**Stated goal**
Repeat, without any change, the entries presented below.

===== Provided data =====

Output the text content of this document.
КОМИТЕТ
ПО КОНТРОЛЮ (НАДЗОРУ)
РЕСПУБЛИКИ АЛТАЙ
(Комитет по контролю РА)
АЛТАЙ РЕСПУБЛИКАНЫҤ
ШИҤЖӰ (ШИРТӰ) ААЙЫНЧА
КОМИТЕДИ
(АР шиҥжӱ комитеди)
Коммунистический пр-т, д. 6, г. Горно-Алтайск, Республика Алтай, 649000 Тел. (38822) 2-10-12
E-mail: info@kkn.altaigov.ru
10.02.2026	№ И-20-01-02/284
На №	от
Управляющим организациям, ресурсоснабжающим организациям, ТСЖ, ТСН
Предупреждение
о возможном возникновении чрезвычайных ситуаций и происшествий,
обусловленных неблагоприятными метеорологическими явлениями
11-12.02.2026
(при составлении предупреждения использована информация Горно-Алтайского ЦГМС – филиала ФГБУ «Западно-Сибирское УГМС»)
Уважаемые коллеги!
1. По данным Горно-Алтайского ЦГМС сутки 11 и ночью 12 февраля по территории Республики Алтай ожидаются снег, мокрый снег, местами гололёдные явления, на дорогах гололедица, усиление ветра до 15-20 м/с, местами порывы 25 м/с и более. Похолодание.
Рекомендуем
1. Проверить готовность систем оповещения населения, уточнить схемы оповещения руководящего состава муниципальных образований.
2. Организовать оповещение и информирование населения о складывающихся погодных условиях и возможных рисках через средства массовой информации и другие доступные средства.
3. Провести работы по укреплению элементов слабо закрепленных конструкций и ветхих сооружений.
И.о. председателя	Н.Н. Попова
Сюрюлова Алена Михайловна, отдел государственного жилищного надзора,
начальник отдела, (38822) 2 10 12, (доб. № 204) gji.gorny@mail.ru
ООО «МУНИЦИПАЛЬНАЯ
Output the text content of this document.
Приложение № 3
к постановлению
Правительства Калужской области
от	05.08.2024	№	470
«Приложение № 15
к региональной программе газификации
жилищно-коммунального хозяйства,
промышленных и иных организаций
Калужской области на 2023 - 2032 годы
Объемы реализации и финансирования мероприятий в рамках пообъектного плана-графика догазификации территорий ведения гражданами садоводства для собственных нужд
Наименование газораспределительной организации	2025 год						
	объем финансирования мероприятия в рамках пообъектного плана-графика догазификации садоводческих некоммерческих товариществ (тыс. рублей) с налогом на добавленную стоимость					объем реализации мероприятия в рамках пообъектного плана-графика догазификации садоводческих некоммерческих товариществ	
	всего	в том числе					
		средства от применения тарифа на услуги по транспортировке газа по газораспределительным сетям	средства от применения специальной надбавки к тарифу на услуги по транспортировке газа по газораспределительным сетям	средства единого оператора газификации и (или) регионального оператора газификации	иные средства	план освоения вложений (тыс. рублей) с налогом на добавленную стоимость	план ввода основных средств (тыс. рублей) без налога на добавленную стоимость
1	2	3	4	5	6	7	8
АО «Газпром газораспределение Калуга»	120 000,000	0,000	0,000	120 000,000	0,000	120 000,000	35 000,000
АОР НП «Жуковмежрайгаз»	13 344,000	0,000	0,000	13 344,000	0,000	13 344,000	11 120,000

=====

**Solution for this problem**
Output the text content of this document.
КОМИТЕТ
ПО КОНТРОЛЮ (НАДЗОРУ)
РЕСПУБЛИКИ АЛТАЙ
(Комитет по контролю РА)
АЛТАЙ РЕСПУБЛИКАНЫҤ
ШИҤЖӰ (ШИРТӰ) ААЙЫНЧА
КОМИТЕДИ
(АР шиҥжӱ комитеди)
Коммунистический пр-т, д. 6, г. Горно-Алтайск, Республика Алтай, 649000 Тел. (38822) 2-10-12
E-mail: info@kkn.altaigov.ru
10.02.2026	№ И-20-01-02/284
На №	от
Управляющим организациям, ресурсоснабжающим организациям, ТСЖ, ТСН
Предупреждение
о возможном возникновении чрезвычайных ситуаций и происшествий,
обусловленных неблагоприятными метеорологическими явлениями
11-12.02.2026
(при составлении предупреждения использована информация Горно-Алтайского ЦГМС – филиала ФГБУ «Западно-Сибирское УГМС»)
Уважаемые коллеги!
1. По данным Горно-Алтайского ЦГМС сутки 11 и ночью 12 февраля по территории Республики Алтай ожидаются снег, мокрый снег, местами гололёдные явления, на дорогах гололедица, усиление ветра до 15-20 м/с, местами порывы 25 м/с и более. Похолодание.
Рекомендуем
1. Проверить готовность систем оповещения населения, уточнить схемы оповещения руководящего состава муниципальных образований.
2. Организовать оповещение и информирование населения о складывающихся погодных условиях и возможных рисках через средства массовой информации и другие доступные средства.
3. Провести работы по укреплению элементов слабо закрепленных конструкций и ветхих сооружений.
И.о. председателя	Н.Н. Попова
Сюрюлова Алена Михайловна, отдел государственного жилищного надзора,
начальник отдела, (38822) 2 10 12, (доб. № 204) gji.gorny@mail.ru
ООО «МУНИЦИПАЛЬНАЯ
Output the text content of this document.
Приложение № 3
к постановлению
Правительства Калужской области
от	05.08.2024	№	470
«Приложение № 15
к региональной программе газификации
жилищно-коммунального хозяйства,
промышленных и иных организаций
Калужской области на 2023 - 2032 годы
Объемы реализации и финансирования мероприятий в рамках пообъектного плана-графика догазификации территорий ведения гражданами садоводства для собственных нужд
Наименование газораспределительной организации	2025 год						
	объем финансирования мероприятия в рамках пообъектного плана-графика догазификации садоводческих некоммерческих товариществ (тыс. рублей) с налогом на добавленную стоимость					объем реализации мероприятия в рамках пообъектного плана-графика догазификации садоводческих некоммерческих товариществ	
	всего	в том числе					
		средства от применения тарифа на услуги по транспортировке газа по газораспределительным сетям	средства от применения специальной надбавки к тарифу на услуги по транспортировке газа по газораспределительным сетям	средства единого оператора газификации и (или) регионального оператора газификации	иные средства	план освоения вложений (тыс. рублей) с налогом на добавленную стоимость	план ввода основных средств (тыс. рублей) без налога на добавленную стоимость
1	2	3	4	5	6	7	8
АО «Газпром газораспределение Калуга»	120 000,000	0,000	0,000	120 000,000	0,000	120 000,000	35 000,000
АОР НП «Жуковмежрайгаз»	13 344,000	0,000	0,000	13 344,000	0,000	13 344,000	11 120,000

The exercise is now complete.